— Required task —
Write the material out again, line by line, exactly as it is.

***** Data to process *****

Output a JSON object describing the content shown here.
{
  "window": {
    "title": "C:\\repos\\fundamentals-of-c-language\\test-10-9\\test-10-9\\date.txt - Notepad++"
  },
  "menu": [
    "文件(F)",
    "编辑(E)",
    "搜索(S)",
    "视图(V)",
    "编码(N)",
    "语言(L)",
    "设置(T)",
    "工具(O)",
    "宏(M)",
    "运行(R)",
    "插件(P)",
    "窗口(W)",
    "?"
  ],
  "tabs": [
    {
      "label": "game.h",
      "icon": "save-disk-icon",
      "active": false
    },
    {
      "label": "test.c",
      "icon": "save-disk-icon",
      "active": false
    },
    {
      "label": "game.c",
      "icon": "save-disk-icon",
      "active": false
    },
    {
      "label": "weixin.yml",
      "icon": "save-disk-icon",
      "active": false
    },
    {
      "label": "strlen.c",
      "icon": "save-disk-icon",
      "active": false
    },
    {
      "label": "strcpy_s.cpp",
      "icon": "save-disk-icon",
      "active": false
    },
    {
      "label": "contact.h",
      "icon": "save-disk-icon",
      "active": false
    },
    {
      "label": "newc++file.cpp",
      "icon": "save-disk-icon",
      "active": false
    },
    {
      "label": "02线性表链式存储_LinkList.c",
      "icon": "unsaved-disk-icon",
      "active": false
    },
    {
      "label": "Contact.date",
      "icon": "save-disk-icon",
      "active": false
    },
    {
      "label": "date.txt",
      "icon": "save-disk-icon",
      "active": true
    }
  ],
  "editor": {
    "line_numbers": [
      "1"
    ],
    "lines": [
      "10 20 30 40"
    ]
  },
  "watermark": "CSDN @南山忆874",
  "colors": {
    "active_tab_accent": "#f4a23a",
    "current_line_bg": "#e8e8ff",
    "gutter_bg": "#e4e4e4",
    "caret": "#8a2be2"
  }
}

*****

— Answer in full —
Output a JSON object describing the content shown here.
{
  "window": {
    "title": "C:\\repos\\fundamentals-of-c-language\\test-10-9\\test-10-9\\date.txt - Notepad++"
  },
  "menu": [
    "文件(F)",
    "编辑(E)",
    "搜索(S)",
    "视图(V)",
    "编码(N)",
    "语言(L)",
    "设置(T)",
    "工具(O)",
    "宏(M)",
    "运行(R)",
    "插件(P)",
    "窗口(W)",
    "?"
  ],
  "tabs": [
    {
      "label": "game.h",
      "icon": "save-disk-icon",
      "active": false
    },
    {
      "label": "test.c",
      "icon": "save-disk-icon",
      "active": false
    },
    {
      "label": "game.c",
      "icon": "save-disk-icon",
      "active": false
    },
    {
      "label": "weixin.yml",
      "icon": "save-disk-icon",
      "active": false
    },
    {
      "label": "strlen.c",
      "icon": "save-disk-icon",
      "active": false
    },
    {
      "label": "strcpy_s.cpp",
      "icon": "save-disk-icon",
      "active": false
    },
    {
      "label": "contact.h",
      "icon": "save-disk-icon",
      "active": false
    },
    {
      "label": "newc++file.cpp",
      "icon": "save-disk-icon",
      "active": false
    },
    {
      "label": "02线性表链式存储_LinkList.c",
      "icon": "unsaved-disk-icon",
      "active": false
    },
    {
      "label": "Contact.date",
      "icon": "save-disk-icon",
      "active": false
    },
    {
      "label": "date.txt",
      "icon": "save-disk-icon",
      "active": true
    }
  ],
  "editor": {
    "line_numbers": [
      "1"
    ],
    "lines": [
      "10 20 30 40"
    ]
  },
  "watermark": "CSDN @南山忆874",
  "colors": {
    "active_tab_accent": "#f4a23a",
    "current_line_bg": "#e8e8ff",
    "gutter_bg": "#e4e4e4",
    "caret": "#8a2be2"
  }
}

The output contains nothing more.